■ **EXTRACTED ENTRIES**:

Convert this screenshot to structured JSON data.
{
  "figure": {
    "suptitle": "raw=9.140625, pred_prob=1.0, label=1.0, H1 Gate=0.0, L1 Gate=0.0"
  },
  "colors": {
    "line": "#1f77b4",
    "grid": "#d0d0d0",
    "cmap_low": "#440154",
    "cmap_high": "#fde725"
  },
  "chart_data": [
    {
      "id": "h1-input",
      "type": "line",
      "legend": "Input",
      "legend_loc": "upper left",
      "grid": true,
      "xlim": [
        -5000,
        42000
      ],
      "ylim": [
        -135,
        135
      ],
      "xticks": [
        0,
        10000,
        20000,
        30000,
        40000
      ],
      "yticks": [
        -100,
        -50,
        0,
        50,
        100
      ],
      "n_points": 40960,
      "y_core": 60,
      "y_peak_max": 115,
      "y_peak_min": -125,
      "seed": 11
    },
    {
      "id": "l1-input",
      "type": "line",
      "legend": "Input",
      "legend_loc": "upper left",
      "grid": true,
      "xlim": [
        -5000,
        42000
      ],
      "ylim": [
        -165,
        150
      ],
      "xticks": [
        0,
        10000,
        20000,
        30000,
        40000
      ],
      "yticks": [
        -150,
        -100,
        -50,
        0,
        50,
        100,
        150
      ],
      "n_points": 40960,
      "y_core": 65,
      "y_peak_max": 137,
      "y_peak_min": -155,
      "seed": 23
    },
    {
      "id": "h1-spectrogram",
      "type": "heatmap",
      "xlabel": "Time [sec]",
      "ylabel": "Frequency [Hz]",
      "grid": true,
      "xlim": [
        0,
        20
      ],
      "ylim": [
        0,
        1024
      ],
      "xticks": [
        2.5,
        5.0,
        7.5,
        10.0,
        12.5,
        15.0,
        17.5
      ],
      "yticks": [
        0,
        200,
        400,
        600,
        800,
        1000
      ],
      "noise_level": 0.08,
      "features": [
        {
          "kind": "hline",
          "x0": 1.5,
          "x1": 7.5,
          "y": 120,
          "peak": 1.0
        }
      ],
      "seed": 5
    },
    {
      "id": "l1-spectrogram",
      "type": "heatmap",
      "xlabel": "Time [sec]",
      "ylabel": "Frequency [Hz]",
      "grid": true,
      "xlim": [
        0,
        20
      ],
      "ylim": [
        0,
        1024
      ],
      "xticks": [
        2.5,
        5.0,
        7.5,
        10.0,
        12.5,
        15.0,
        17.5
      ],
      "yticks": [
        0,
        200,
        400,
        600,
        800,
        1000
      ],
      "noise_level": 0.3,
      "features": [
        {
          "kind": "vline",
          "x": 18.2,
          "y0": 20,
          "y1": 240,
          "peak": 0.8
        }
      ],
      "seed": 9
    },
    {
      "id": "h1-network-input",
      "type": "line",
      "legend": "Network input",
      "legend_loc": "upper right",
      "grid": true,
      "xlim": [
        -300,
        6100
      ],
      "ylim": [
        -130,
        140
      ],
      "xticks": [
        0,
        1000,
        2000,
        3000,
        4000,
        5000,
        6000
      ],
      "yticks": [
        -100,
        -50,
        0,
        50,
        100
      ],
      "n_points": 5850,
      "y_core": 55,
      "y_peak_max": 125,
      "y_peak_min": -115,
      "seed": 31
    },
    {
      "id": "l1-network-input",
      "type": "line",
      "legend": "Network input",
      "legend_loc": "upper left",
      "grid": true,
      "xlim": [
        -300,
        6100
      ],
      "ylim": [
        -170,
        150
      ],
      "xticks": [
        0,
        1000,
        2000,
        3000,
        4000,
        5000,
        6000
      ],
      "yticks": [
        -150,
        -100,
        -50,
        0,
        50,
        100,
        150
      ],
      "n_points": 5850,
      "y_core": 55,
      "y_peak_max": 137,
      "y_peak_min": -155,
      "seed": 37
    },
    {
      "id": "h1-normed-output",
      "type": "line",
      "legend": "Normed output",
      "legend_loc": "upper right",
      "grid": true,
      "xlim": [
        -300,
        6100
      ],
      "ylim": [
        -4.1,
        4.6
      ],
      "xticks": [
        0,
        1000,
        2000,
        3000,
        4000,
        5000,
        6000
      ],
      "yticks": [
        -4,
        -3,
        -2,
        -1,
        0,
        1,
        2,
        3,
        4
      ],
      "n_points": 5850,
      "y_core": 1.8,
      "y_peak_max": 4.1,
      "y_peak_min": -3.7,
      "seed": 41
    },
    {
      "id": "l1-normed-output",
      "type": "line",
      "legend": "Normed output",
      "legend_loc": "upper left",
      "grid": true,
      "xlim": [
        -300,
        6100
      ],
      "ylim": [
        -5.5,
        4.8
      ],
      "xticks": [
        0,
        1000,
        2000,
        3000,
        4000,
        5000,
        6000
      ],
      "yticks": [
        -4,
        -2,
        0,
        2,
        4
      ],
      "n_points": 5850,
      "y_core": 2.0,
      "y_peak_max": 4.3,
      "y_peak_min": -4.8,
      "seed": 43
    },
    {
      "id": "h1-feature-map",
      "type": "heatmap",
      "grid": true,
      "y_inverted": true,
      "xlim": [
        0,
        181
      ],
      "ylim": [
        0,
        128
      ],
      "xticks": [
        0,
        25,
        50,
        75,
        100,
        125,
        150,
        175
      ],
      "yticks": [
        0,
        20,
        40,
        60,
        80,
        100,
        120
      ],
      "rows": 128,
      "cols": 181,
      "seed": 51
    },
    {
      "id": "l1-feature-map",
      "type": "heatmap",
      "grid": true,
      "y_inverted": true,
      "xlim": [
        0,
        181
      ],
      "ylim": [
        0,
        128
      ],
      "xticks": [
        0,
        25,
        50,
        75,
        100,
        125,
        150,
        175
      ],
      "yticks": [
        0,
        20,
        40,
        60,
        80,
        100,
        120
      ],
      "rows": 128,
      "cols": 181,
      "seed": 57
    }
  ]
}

■ **WHAT TO DO**: The data above must be returned in full, exactly as written.

■ **EXPECTED ANSWER**:
Convert this screenshot to structured JSON data.
{
  "figure": {
    "suptitle": "raw=9.140625, pred_prob=1.0, label=1.0, H1 Gate=0.0, L1 Gate=0.0"
  },
  "colors": {
    "line": "#1f77b4",
    "grid": "#d0d0d0",
    "cmap_low": "#440154",
    "cmap_high": "#fde725"
  },
  "chart_data": [
    {
      "id": "h1-input",
      "type": "line",
      "legend": "Input",
      "legend_loc": "upper left",
      "grid": true,
      "xlim": [
        -5000,
        42000
      ],
      "ylim": [
        -135,
        135
      ],
      "xticks": [
        0,
        10000,
        20000,
        30000,
        40000
      ],
      "yticks": [
        -100,
        -50,
        0,
        50,
        100
      ],
      "n_points": 40960,
      "y_core": 60,
      "y_peak_max": 115,
      "y_peak_min": -125,
      "seed": 11
    },
    {
      "id": "l1-input",
      "type": "line",
      "legend": "Input",
      "legend_loc": "upper left",
      "grid": true,
      "xlim": [
        -5000,
        42000
      ],
      "ylim": [
        -165,
        150
      ],
      "xticks": [
        0,
        10000,
        20000,
        30000,
        40000
      ],
      "yticks": [
        -150,
        -100,
        -50,
        0,
        50,
        100,
        150
      ],
      "n_points": 40960,
      "y_core": 65,
      "y_peak_max": 137,
      "y_peak_min": -155,
      "seed": 23
    },
    {
      "id": "h1-spectrogram",
      "type": "heatmap",
      "xlabel": "Time [sec]",
      "ylabel": "Frequency [Hz]",
      "grid": true,
      "xlim": [
        0,
        20
      ],
      "ylim": [
        0,
        1024
      ],
      "xticks": [
        2.5,
        5.0,
        7.5,
        10.0,
        12.5,
        15.0,
        17.5
      ],
      "yticks": [
        0,
        200,
        400,
        600,
        800,
        1000
      ],
      "noise_level": 0.08,
      "features": [
        {
          "kind": "hline",
          "x0": 1.5,
          "x1": 7.5,
          "y": 120,
          "peak": 1.0
        }
      ],
      "seed": 5
    },
    {
      "id": "l1-spectrogram",
      "type": "heatmap",
      "xlabel": "Time [sec]",
      "ylabel": "Frequency [Hz]",
      "grid": true,
      "xlim": [
        0,
        20
      ],
      "ylim": [
        0,
        1024
      ],
      "xticks": [
        2.5,
        5.0,
        7.5,
        10.0,
        12.5,
        15.0,
        17.5
      ],
      "yticks": [
        0,
        200,
        400,
        600,
        800,
        1000
      ],
      "noise_level": 0.3,
      "features": [
        {
          "kind": "vline",
          "x": 18.2,
          "y0": 20,
          "y1": 240,
          "peak": 0.8
        }
      ],
      "seed": 9
    },
    {
      "id": "h1-network-input",
      "type": "line",
      "legend": "Network input",
      "legend_loc": "upper right",
      "grid": true,
      "xlim": [
        -300,
        6100
      ],
      "ylim": [
        -130,
        140
      ],
      "xticks": [
        0,
        1000,
        2000,
        3000,
        4000,
        5000,
        6000
      ],
      "yticks": [
        -100,
        -50,
        0,
        50,
        100
      ],
      "n_points": 5850,
      "y_core": 55,
      "y_peak_max": 125,
      "y_peak_min": -115,
      "seed": 31
    },
    {
      "id": "l1-network-input",
      "type": "line",
      "legend": "Network input",
      "legend_loc": "upper left",
      "grid": true,
      "xlim": [
        -300,
        6100
      ],
      "ylim": [
        -170,
        150
      ],
      "xticks": [
        0,
        1000,
        2000,
        3000,
        4000,
        5000,
        6000
      ],
      "yticks": [
        -150,
        -100,
        -50,
        0,
        50,
        100,
        150
      ],
      "n_points": 5850,
      "y_core": 55,
      "y_peak_max": 137,
      "y_peak_min": -155,
      "seed": 37
    },
    {
      "id": "h1-normed-output",
      "type": "line",
      "legend": "Normed output",
      "legend_loc": "upper right",
      "grid": true,
      "xlim": [
        -300,
        6100
      ],
      "ylim": [
        -4.1,
        4.6
      ],
      "xticks": [
        0,
        1000,
        2000,
        3000,
        4000,
        5000,
        6000
      ],
      "yticks": [
        -4,
        -3,
        -2,
        -1,
        0,
        1,
        2,
        3,
        4
      ],
      "n_points": 5850,
      "y_core": 1.8,
      "y_peak_max": 4.1,
      "y_peak_min": -3.7,
      "seed": 41
    },
    {
      "id": "l1-normed-output",
      "type": "line",
      "legend": "Normed output",
      "legend_loc": "upper left",
      "grid": true,
      "xlim": [
        -300,
        6100
      ],
      "ylim": [
        -5.5,
        4.8
      ],
      "xticks": [
        0,
        1000,
        2000,
        3000,
        4000,
        5000,
        6000
      ],
      "yticks": [
        -4,
        -2,
        0,
        2,
        4
      ],
      "n_points": 5850,
      "y_core": 2.0,
      "y_peak_max": 4.3,
      "y_peak_min": -4.8,
      "seed": 43
    },
    {
      "id": "h1-feature-map",
      "type": "heatmap",
      "grid": true,
      "y_inverted": true,
      "xlim": [
        0,
        181
      ],
      "ylim": [
        0,
        128
      ],
      "xticks": [
        0,
        25,
        50,
        75,
        100,
        125,
        150,
        175
      ],
      "yticks": [
        0,
        20,
        40,
        60,
        80,
        100,
        120
      ],
      "rows": 128,
      "cols": 181,
      "seed": 51
    },
    {
      "id": "l1-feature-map",
      "type": "heatmap",
      "grid": true,
      "y_inverted": true,
      "xlim": [
        0,
        181
      ],
      "ylim": [
        0,
        128
      ],
      "xticks": [
        0,
        25,
        50,
        75,
        100,
        125,
        150,
        175
      ],
      "yticks": [
        0,
        20,
        40,
        60,
        80,
        100,
        120
      ],
      "rows": 128,
      "cols": 181,
      "seed": 57
    }
  ]
}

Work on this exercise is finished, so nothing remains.